Written exercise: Copy each entry as it stands, leaving nothing out.
╭─ Data for this exercise
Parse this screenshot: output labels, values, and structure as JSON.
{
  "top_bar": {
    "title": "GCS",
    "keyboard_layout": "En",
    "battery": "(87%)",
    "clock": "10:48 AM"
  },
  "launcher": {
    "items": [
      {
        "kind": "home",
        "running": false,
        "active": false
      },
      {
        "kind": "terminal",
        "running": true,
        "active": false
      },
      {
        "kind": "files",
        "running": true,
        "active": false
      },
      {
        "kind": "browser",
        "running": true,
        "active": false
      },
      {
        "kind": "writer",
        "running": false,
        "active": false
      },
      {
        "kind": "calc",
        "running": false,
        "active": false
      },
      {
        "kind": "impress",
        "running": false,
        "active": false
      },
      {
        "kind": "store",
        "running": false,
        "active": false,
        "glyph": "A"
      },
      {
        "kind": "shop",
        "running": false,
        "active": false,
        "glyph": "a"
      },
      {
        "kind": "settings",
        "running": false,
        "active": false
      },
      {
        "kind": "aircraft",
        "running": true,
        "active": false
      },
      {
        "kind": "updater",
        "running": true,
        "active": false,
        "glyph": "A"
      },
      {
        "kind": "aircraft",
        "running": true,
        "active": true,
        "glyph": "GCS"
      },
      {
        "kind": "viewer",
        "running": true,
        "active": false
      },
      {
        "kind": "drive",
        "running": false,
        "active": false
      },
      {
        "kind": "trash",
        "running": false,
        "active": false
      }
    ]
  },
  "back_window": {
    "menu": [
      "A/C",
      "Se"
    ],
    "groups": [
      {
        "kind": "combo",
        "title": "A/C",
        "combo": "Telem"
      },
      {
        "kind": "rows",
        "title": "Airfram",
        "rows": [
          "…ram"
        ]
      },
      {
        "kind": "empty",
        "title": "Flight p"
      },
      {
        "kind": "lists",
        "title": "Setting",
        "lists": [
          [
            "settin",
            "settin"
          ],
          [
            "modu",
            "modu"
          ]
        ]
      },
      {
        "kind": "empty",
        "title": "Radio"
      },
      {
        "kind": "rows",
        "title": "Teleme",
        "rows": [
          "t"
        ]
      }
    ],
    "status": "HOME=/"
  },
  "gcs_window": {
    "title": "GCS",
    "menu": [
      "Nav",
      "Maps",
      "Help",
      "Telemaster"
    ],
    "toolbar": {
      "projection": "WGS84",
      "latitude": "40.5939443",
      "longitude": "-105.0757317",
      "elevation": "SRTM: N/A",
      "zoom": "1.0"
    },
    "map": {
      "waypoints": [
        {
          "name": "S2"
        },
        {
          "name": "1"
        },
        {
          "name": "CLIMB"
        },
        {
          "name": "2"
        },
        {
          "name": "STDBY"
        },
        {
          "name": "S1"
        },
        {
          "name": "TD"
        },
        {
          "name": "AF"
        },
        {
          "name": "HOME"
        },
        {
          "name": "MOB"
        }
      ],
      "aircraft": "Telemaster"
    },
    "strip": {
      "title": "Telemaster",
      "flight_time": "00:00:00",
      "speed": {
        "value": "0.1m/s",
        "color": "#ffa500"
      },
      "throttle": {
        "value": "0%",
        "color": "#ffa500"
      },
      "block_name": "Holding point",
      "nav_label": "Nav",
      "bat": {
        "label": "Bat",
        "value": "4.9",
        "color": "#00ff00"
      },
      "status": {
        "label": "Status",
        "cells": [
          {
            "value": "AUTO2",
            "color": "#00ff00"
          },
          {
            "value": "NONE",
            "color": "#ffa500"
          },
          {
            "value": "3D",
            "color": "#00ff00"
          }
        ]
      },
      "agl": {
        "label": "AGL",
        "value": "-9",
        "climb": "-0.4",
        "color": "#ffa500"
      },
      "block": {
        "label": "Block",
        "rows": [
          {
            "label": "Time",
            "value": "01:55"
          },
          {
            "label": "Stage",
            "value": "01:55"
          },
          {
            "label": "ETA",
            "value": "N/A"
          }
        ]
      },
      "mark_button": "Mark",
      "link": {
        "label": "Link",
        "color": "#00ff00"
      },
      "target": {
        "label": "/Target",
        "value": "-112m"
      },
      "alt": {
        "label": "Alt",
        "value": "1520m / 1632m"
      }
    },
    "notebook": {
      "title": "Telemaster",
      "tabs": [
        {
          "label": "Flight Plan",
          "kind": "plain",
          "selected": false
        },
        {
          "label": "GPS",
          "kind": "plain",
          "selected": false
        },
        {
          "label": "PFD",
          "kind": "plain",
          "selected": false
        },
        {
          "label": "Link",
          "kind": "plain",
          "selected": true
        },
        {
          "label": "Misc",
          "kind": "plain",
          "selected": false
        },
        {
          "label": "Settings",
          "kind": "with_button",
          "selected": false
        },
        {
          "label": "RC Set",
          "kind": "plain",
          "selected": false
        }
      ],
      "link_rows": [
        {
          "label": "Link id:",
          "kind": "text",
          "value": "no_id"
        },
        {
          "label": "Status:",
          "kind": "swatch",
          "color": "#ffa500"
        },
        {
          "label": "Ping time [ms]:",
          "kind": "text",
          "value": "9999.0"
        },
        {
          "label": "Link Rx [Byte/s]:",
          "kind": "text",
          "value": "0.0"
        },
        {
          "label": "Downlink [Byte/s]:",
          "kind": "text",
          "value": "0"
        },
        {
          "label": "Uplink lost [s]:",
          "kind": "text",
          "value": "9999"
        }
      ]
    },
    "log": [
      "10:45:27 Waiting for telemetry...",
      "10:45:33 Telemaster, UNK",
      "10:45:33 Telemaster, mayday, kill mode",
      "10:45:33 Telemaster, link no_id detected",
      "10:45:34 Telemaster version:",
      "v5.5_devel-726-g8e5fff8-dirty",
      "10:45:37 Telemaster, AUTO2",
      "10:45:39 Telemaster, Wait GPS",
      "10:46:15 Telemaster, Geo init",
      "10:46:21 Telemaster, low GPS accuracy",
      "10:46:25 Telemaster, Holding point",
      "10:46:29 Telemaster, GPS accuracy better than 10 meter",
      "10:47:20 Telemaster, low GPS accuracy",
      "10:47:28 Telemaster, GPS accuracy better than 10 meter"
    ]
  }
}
╰─
Written answer:
Parse this screenshot: output labels, values, and structure as JSON.
{
  "top_bar": {
    "title": "GCS",
    "keyboard_layout": "En",
    "battery": "(87%)",
    "clock": "10:48 AM"
  },
  "launcher": {
    "items": [
      {
        "kind": "home",
        "running": false,
        "active": false
      },
      {
        "kind": "terminal",
        "running": true,
        "active": false
      },
      {
        "kind": "files",
        "running": true,
        "active": false
      },
      {
        "kind": "browser",
        "running": true,
        "active": false
      },
      {
        "kind": "writer",
        "running": false,
        "active": false
      },
      {
        "kind": "calc",
        "running": false,
        "active": false
      },
      {
        "kind": "impress",
        "running": false,
        "active": false
      },
      {
        "kind": "store",
        "running": false,
        "active": false,
        "glyph": "A"
      },
      {
        "kind": "shop",
        "running": false,
        "active": false,
        "glyph": "a"
      },
      {
        "kind": "settings",
        "running": false,
        "active": false
      },
      {
        "kind": "aircraft",
        "running": true,
        "active": false
      },
      {
        "kind": "updater",
        "running": true,
        "active": false,
        "glyph": "A"
      },
      {
        "kind": "aircraft",
        "running": true,
        "active": true,
        "glyph": "GCS"
      },
      {
        "kind": "viewer",
        "running": true,
        "active": false
      },
      {
        "kind": "drive",
        "running": false,
        "active": false
      },
      {
        "kind": "trash",
        "running": false,
        "active": false
      }
    ]
  },
  "back_window": {
    "menu": [
      "A/C",
      "Se"
    ],
    "groups": [
      {
        "kind": "combo",
        "title": "A/C",
        "combo": "Telem"
      },
      {
        "kind": "rows",
        "title": "Airfram",
        "rows": [
          "…ram"
        ]
      },
      {
        "kind": "empty",
        "title": "Flight p"
      },
      {
        "kind": "lists",
        "title": "Setting",
        "lists": [
          [
            "settin",
            "settin"
          ],
          [
            "modu",
            "modu"
          ]
        ]
      },
      {
        "kind": "empty",
        "title": "Radio"
      },
      {
        "kind": "rows",
        "title": "Teleme",
        "rows": [
          "t"
        ]
      }
    ],
    "status": "HOME=/"
  },
  "gcs_window": {
    "title": "GCS",
    "menu": [
      "Nav",
      "Maps",
      "Help",
      "Telemaster"
    ],
    "toolbar": {
      "projection": "WGS84",
      "latitude": "40.5939443",
      "longitude": "-105.0757317",
      "elevation": "SRTM: N/A",
      "zoom": "1.0"
    },
    "map": {
      "waypoints": [
        {
          "name": "S2"
        },
        {
          "name": "1"
        },
        {
          "name": "CLIMB"
        },
        {
          "name": "2"
        },
        {
          "name": "STDBY"
        },
        {
          "name": "S1"
        },
        {
          "name": "TD"
        },
        {
          "name": "AF"
        },
        {
          "name": "HOME"
        },
        {
          "name": "MOB"
        }
      ],
      "aircraft": "Telemaster"
    },
    "strip": {
      "title": "Telemaster",
      "flight_time": "00:00:00",
      "speed": {
        "value": "0.1m/s",
        "color": "#ffa500"
      },
      "throttle": {
        "value": "0%",
        "color": "#ffa500"
      },
      "block_name": "Holding point",
      "nav_label": "Nav",
      "bat": {
        "label": "Bat",
        "value": "4.9",
        "color": "#00ff00"
      },
      "status": {
        "label": "Status",
        "cells": [
          {
            "value": "AUTO2",
            "color": "#00ff00"
          },
          {
            "value": "NONE",
            "color": "#ffa500"
          },
          {
            "value": "3D",
            "color": "#00ff00"
          }
        ]
      },
      "agl": {
        "label": "AGL",
        "value": "-9",
        "climb": "-0.4",
        "color": "#ffa500"
      },
      "block": {
        "label": "Block",
        "rows": [
          {
            "label": "Time",
            "value": "01:55"
          },
          {
            "label": "Stage",
            "value": "01:55"
          },
          {
            "label": "ETA",
            "value": "N/A"
          }
        ]
      },
      "mark_button": "Mark",
      "link": {
        "label": "Link",
        "color": "#00ff00"
      },
      "target": {
        "label": "/Target",
        "value": "-112m"
      },
      "alt": {
        "label": "Alt",
        "value": "1520m / 1632m"
      }
    },
    "notebook": {
      "title": "Telemaster",
      "tabs": [
        {
          "label": "Flight Plan",
          "kind": "plain",
          "selected": false
        },
        {
          "label": "GPS",
          "kind": "plain",
          "selected": false
        },
        {
          "label": "PFD",
          "kind": "plain",
          "selected": false
        },
        {
          "label": "Link",
          "kind": "plain",
          "selected": true
        },
        {
          "label": "Misc",
          "kind": "plain",
          "selected": false
        },
        {
          "label": "Settings",
          "kind": "with_button",
          "selected": false
        },
        {
          "label": "RC Set",
          "kind": "plain",
          "selected": false
        }
      ],
      "link_rows": [
        {
          "label": "Link id:",
          "kind": "text",
          "value": "no_id"
        },
        {
          "label": "Status:",
          "kind": "swatch",
          "color": "#ffa500"
        },
        {
          "label": "Ping time [ms]:",
          "kind": "text",
          "value": "9999.0"
        },
        {
          "label": "Link Rx [Byte/s]:",
          "kind": "text",
          "value": "0.0"
        },
        {
          "label": "Downlink [Byte/s]:",
          "kind": "text",
          "value": "0"
        },
        {
          "label": "Uplink lost [s]:",
          "kind": "text",
          "value": "9999"
        }
      ]
    },
    "log": [
      "10:45:27 Waiting for telemetry...",
      "10:45:33 Telemaster, UNK",
      "10:45:33 Telemaster, mayday, kill mode",
      "10:45:33 Telemaster, link no_id detected",
      "10:45:34 Telemaster version:",
      "v5.5_devel-726-g8e5fff8-dirty",
      "10:45:37 Telemaster, AUTO2",
      "10:45:39 Telemaster, Wait GPS",
      "10:46:15 Telemaster, Geo init",
      "10:46:21 Telemaster, low GPS accuracy",
      "10:46:25 Telemaster, Holding point",
      "10:46:29 Telemaster, GPS accuracy better than 10 meter",
      "10:47:20 Telemaster, low GPS accuracy",
      "10:47:28 Telemaster, GPS accuracy better than 10 meter"
    ]
  }
}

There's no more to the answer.